Data shown —

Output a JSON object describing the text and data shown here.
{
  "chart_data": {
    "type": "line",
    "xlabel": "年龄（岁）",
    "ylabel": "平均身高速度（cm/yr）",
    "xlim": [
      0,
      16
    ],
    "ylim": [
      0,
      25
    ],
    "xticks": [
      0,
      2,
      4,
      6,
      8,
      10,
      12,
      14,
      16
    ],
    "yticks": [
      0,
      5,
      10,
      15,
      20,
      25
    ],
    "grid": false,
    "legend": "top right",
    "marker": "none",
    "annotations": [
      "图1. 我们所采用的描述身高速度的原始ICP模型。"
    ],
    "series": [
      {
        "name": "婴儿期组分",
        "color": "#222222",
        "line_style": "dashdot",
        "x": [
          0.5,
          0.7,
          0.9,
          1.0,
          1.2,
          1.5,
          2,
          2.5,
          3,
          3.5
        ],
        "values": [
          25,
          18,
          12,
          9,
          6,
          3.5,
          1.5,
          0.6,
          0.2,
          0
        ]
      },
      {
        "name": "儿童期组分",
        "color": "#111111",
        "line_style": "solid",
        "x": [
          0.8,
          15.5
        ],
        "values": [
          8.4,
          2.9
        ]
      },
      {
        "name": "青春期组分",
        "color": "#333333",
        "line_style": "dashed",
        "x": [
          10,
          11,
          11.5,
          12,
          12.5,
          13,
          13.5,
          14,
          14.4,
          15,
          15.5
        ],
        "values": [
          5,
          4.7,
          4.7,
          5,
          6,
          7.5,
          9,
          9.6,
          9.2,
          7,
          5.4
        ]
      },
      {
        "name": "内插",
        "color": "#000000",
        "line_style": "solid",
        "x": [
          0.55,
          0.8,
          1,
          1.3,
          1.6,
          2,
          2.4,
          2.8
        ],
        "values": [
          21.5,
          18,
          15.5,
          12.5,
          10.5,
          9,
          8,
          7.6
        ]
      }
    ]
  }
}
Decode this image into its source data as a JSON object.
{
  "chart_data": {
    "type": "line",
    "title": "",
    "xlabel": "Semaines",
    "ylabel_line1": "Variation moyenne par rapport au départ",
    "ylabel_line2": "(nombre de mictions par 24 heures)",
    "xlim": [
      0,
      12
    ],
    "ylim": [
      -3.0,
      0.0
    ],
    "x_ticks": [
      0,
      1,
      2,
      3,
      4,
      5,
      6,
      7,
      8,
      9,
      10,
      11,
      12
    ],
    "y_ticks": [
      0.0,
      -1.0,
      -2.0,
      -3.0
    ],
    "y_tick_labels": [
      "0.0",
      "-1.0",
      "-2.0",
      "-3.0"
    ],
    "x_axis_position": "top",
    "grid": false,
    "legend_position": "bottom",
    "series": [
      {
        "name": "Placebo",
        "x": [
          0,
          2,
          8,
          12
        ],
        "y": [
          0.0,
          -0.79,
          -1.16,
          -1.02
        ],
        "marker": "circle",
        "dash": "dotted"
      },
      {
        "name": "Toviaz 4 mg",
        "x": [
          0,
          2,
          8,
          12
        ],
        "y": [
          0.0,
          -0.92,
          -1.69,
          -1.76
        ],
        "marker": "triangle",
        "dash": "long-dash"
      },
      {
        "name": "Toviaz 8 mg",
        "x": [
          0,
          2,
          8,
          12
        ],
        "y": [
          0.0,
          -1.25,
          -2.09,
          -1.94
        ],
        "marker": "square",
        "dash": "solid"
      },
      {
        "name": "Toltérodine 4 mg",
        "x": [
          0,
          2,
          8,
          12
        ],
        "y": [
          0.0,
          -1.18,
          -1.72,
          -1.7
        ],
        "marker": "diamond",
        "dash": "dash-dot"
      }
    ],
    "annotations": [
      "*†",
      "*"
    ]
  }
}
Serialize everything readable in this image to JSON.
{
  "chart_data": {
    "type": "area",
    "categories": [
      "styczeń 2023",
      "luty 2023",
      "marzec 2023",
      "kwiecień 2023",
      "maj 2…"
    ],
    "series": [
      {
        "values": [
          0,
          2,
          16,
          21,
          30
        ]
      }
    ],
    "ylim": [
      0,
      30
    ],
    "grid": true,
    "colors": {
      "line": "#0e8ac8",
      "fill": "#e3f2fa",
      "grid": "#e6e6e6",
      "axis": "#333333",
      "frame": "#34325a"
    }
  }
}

Do this — Write each line above out exactly.

Exercise response —
Output a JSON object describing the text and data shown here.
{
  "chart_data": {
    "type": "line",
    "xlabel": "年龄（岁）",
    "ylabel": "平均身高速度（cm/yr）",
    "xlim": [
      0,
      16
    ],
    "ylim": [
      0,
      25
    ],
    "xticks": [
      0,
      2,
      4,
      6,
      8,
      10,
      12,
      14,
      16
    ],
    "yticks": [
      0,
      5,
      10,
      15,
      20,
      25
    ],
    "grid": false,
    "legend": "top right",
    "marker": "none",
    "annotations": [
      "图1. 我们所采用的描述身高速度的原始ICP模型。"
    ],
    "series": [
      {
        "name": "婴儿期组分",
        "color": "#222222",
        "line_style": "dashdot",
        "x": [
          0.5,
          0.7,
          0.9,
          1.0,
          1.2,
          1.5,
          2,
          2.5,
          3,
          3.5
        ],
        "values": [
          25,
          18,
          12,
          9,
          6,
          3.5,
          1.5,
          0.6,
          0.2,
          0
        ]
      },
      {
        "name": "儿童期组分",
        "color": "#111111",
        "line_style": "solid",
        "x": [
          0.8,
          15.5
        ],
        "values": [
          8.4,
          2.9
        ]
      },
      {
        "name": "青春期组分",
        "color": "#333333",
        "line_style": "dashed",
        "x": [
          10,
          11,
          11.5,
          12,
          12.5,
          13,
          13.5,
          14,
          14.4,
          15,
          15.5
        ],
        "values": [
          5,
          4.7,
          4.7,
          5,
          6,
          7.5,
          9,
          9.6,
          9.2,
          7,
          5.4
        ]
      },
      {
        "name": "内插",
        "color": "#000000",
        "line_style": "solid",
        "x": [
          0.55,
          0.8,
          1,
          1.3,
          1.6,
          2,
          2.4,
          2.8
        ],
        "values": [
          21.5,
          18,
          15.5,
          12.5,
          10.5,
          9,
          8,
          7.6
        ]
      }
    ]
  }
}
Decode this image into its source data as a JSON object.
{
  "chart_data": {
    "type": "line",
    "title": "",
    "xlabel": "Semaines",
    "ylabel_line1": "Variation moyenne par rapport au départ",
    "ylabel_line2": "(nombre de mictions par 24 heures)",
    "xlim": [
      0,
      12
    ],
    "ylim": [
      -3.0,
      0.0
    ],
    "x_ticks": [
      0,
      1,
      2,
      3,
      4,
      5,
      6,
      7,
      8,
      9,
      10,
      11,
      12
    ],
    "y_ticks": [
      0.0,
      -1.0,
      -2.0,
      -3.0
    ],
    "y_tick_labels": [
      "0.0",
      "-1.0",
      "-2.0",
      "-3.0"
    ],
    "x_axis_position": "top",
    "grid": false,
    "legend_position": "bottom",
    "series": [
      {
        "name": "Placebo",
        "x": [
          0,
          2,
          8,
          12
        ],
        "y": [
          0.0,
          -0.79,
          -1.16,
          -1.02
        ],
        "marker": "circle",
        "dash": "dotted"
      },
      {
        "name": "Toviaz 4 mg",
        "x": [
          0,
          2,
          8,
          12
        ],
        "y": [
          0.0,
          -0.92,
          -1.69,
          -1.76
        ],
        "marker": "triangle",
        "dash": "long-dash"
      },
      {
        "name": "Toviaz 8 mg",
        "x": [
          0,
          2,
          8,
          12
        ],
        "y": [
          0.0,
          -1.25,
          -2.09,
          -1.94
        ],
        "marker": "square",
        "dash": "solid"
      },
      {
        "name": "Toltérodine 4 mg",
        "x": [
          0,
          2,
          8,
          12
        ],
        "y": [
          0.0,
          -1.18,
          -1.72,
          -1.7
        ],
        "marker": "diamond",
        "dash": "dash-dot"
      }
    ],
    "annotations": [
      "*†",
      "*"
    ]
  }
}
Serialize everything readable in this image to JSON.
{
  "chart_data": {
    "type": "area",
    "categories": [
      "styczeń 2023",
      "luty 2023",
      "marzec 2023",
      "kwiecień 2023",
      "maj 2…"
    ],
    "series": [
      {
        "values": [
          0,
          2,
          16,
          21,
          30
        ]
      }
    ],
    "ylim": [
      0,
      30
    ],
    "grid": true,
    "colors": {
      "line": "#0e8ac8",
      "fill": "#e3f2fa",
      "grid": "#e6e6e6",
      "axis": "#333333",
      "frame": "#34325a"
    }
  }
}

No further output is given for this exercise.